## Stated problem
Tally how many lines hold the string "Sort". Your reply should be that number alone.

___ Entries supplied ___

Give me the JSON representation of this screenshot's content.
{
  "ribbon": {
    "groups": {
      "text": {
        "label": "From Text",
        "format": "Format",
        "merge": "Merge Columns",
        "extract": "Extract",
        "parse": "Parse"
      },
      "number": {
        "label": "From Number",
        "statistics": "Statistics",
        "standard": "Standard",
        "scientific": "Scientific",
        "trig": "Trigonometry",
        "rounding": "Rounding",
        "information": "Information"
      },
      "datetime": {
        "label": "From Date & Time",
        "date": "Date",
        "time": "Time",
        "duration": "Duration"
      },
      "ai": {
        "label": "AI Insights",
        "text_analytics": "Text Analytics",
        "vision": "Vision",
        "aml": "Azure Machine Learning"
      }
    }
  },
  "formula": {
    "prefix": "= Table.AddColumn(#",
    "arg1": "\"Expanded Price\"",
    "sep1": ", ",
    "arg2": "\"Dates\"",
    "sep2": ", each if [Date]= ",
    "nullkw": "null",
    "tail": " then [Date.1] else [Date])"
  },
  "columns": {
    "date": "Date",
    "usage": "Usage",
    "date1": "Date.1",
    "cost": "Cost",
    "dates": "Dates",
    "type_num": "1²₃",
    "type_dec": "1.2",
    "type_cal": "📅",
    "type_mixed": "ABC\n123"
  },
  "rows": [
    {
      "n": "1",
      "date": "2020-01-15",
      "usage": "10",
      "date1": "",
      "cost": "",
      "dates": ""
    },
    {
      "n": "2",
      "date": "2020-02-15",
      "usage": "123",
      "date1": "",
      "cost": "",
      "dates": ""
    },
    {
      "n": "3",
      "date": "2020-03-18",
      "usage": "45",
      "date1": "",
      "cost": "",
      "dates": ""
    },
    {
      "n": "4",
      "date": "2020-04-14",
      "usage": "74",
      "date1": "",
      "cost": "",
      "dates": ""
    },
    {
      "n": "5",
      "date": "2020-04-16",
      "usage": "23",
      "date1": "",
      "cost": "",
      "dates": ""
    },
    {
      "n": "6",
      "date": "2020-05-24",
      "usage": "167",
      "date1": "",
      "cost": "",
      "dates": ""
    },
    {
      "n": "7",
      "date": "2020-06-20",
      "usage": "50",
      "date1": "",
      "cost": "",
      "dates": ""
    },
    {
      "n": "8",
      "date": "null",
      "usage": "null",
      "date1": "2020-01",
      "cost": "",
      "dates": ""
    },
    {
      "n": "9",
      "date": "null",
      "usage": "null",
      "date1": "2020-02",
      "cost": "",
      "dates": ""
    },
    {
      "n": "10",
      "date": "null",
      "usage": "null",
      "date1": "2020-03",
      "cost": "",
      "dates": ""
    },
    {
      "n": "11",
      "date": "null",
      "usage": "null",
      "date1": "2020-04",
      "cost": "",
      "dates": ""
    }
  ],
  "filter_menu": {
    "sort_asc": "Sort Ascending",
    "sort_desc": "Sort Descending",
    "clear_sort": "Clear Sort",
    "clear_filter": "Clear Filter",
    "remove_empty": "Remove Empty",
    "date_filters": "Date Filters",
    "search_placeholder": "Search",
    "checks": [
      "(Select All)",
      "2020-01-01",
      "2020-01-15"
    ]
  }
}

___

## Task answer
3